EXERCISE ▸ Show all lines from the data that include the word "Fund".

RECORDS TO USE ▸
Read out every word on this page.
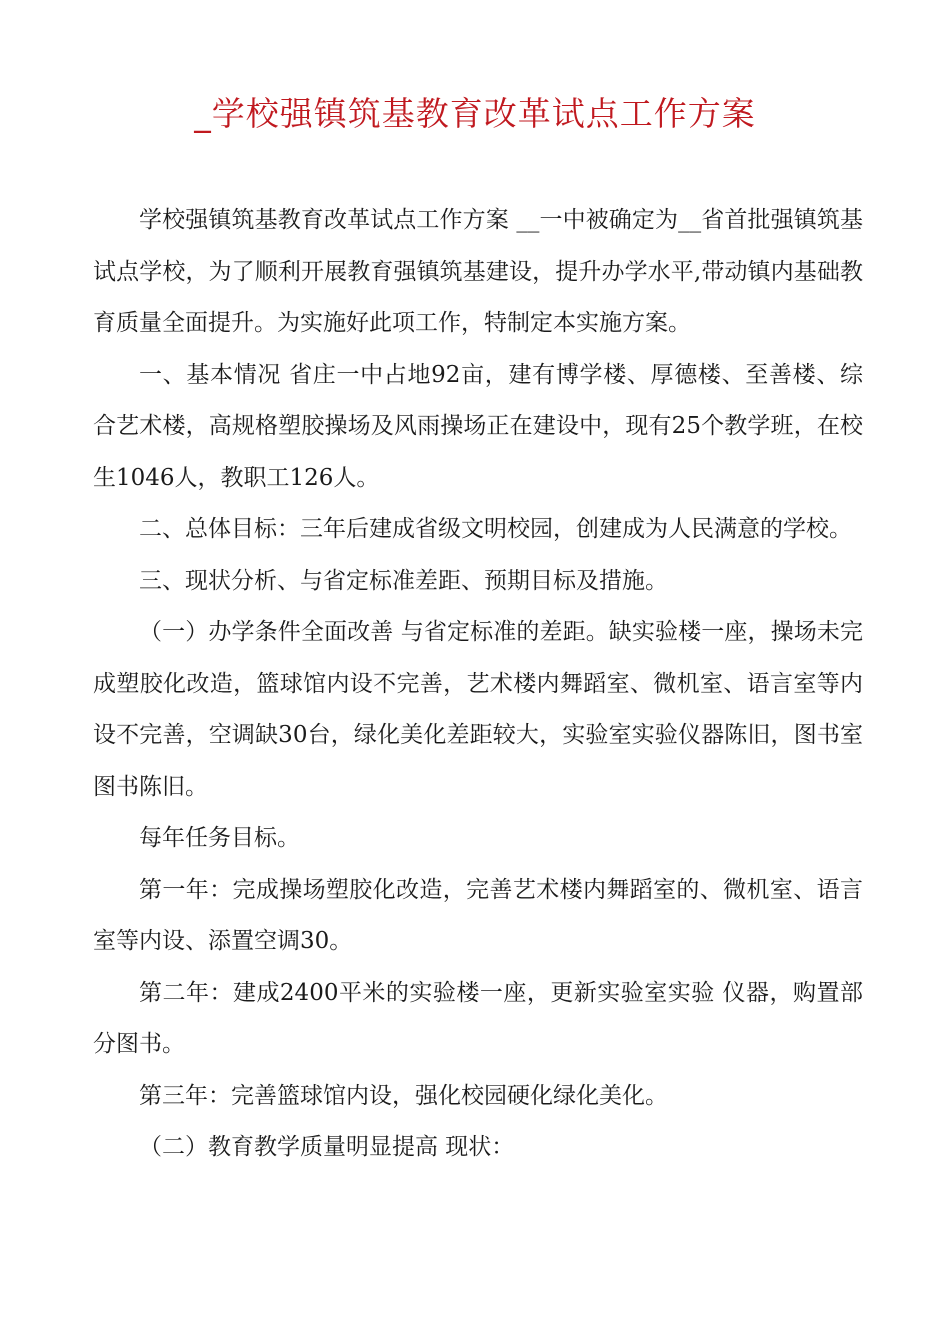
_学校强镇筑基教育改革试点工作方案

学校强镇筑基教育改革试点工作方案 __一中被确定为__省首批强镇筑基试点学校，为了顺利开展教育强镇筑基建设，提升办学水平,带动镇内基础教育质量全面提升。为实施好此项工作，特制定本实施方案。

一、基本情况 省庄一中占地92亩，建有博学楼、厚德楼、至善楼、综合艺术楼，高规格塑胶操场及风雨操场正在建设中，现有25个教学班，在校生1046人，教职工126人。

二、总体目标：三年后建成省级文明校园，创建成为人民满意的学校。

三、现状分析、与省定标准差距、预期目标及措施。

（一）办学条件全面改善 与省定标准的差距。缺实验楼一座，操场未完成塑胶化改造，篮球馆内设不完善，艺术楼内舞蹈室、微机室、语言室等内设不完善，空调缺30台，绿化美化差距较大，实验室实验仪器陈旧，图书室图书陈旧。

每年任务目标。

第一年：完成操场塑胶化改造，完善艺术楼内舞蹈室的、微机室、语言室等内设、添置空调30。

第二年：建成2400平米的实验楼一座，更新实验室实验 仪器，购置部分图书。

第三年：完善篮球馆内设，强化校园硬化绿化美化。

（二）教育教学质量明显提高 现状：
* * *
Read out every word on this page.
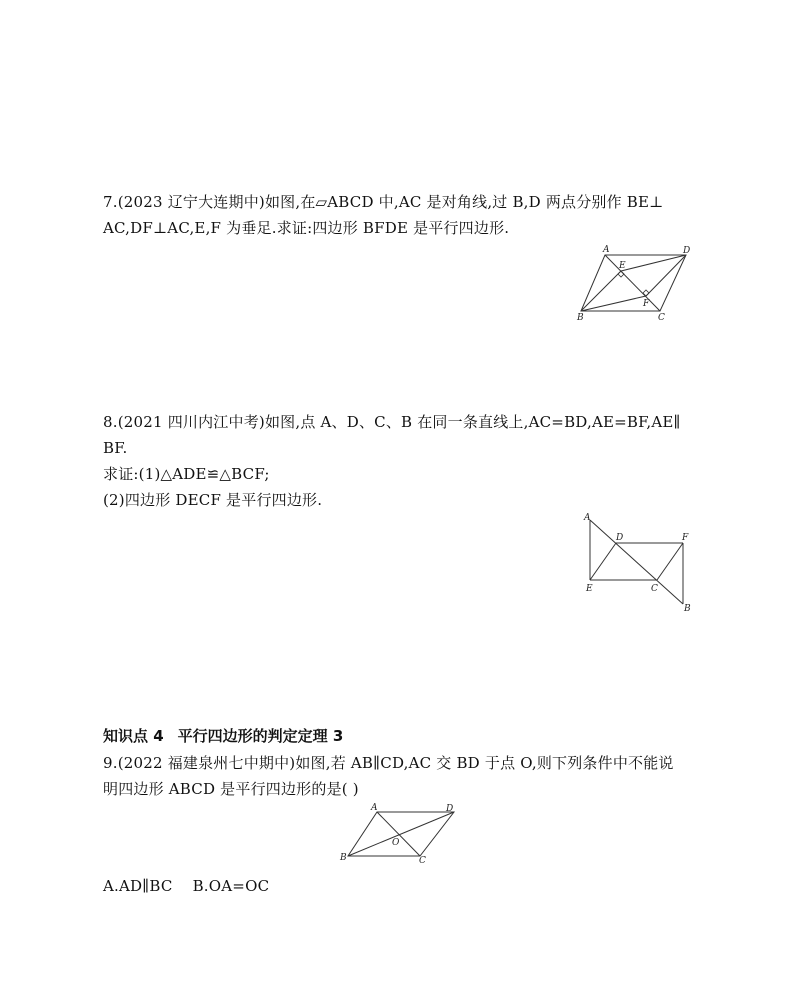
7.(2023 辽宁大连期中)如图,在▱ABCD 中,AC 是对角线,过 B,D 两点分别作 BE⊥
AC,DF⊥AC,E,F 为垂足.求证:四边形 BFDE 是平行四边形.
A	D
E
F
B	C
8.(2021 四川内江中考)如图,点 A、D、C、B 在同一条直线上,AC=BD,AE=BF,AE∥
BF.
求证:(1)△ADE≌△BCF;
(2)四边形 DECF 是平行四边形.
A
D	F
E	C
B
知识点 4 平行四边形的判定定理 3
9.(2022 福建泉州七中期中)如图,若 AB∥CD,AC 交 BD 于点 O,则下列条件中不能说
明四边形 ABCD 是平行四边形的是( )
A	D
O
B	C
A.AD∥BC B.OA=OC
==
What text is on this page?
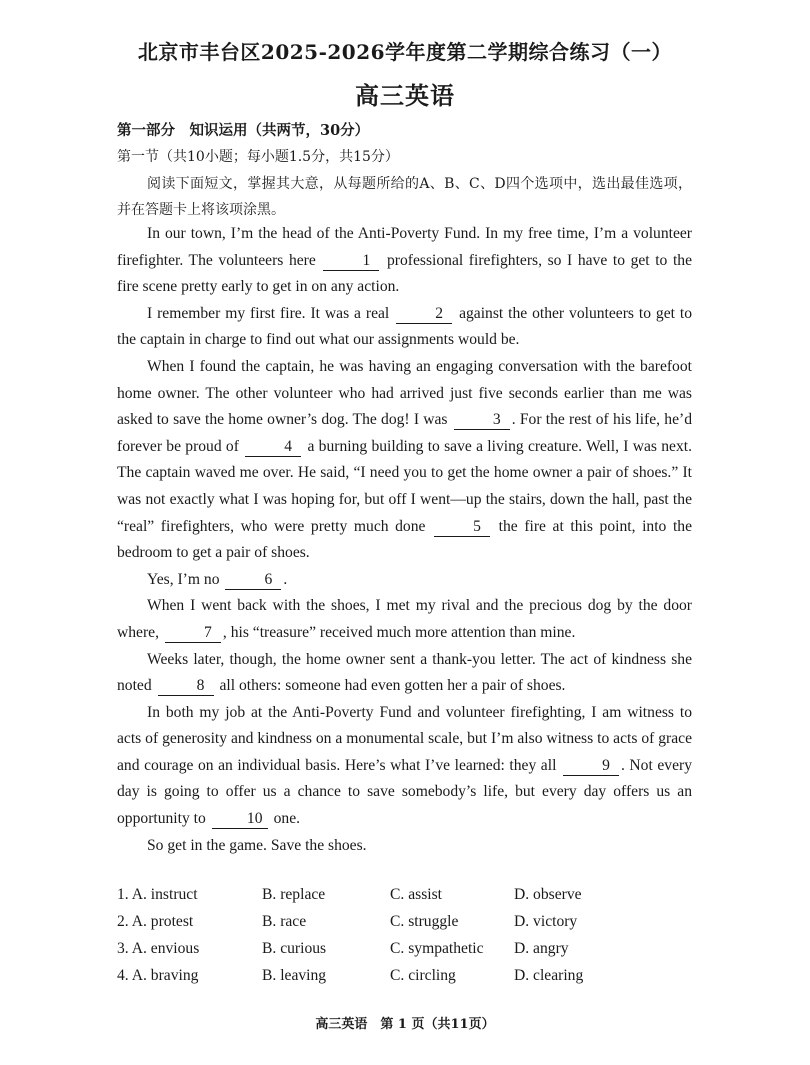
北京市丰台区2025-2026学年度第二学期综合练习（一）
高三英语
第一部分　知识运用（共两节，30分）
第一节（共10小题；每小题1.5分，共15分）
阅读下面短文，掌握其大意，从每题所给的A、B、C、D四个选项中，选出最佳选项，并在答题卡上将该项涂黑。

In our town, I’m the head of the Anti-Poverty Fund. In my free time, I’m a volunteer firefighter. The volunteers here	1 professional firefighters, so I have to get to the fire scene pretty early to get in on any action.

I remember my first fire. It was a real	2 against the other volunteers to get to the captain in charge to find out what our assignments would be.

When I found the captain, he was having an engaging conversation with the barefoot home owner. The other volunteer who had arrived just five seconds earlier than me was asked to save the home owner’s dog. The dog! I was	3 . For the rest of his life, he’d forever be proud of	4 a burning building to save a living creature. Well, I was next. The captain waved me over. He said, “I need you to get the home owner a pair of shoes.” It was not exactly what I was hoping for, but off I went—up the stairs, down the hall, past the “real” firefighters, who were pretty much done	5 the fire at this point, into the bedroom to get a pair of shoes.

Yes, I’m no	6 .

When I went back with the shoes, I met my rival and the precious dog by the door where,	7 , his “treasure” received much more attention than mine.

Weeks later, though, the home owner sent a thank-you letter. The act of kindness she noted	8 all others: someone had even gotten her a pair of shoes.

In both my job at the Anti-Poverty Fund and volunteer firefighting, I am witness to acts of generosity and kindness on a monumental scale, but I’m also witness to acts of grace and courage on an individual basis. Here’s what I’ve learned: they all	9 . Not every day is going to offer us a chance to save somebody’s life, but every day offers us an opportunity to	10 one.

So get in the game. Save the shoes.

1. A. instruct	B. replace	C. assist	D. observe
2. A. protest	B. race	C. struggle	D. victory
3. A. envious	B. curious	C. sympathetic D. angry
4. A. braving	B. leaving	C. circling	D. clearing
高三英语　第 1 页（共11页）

EXPECTED ANSWER ▸
In our town, I’m the head of the Anti-Poverty Fund. In my free time, I’m a volunteer firefighter. The volunteers here	1 professional firefighters, so I have to get to the fire scene pretty early to get in on any action.
In both my job at the Anti-Poverty Fund and volunteer firefighting, I am witness to acts of generosity and kindness on a monumental scale, but I’m also witness to acts of grace and courage on an individual basis. Here’s what I’ve learned: they all	9 . Not every day is going to offer us a chance to save somebody’s life, but every day offers us an opportunity to	10 one.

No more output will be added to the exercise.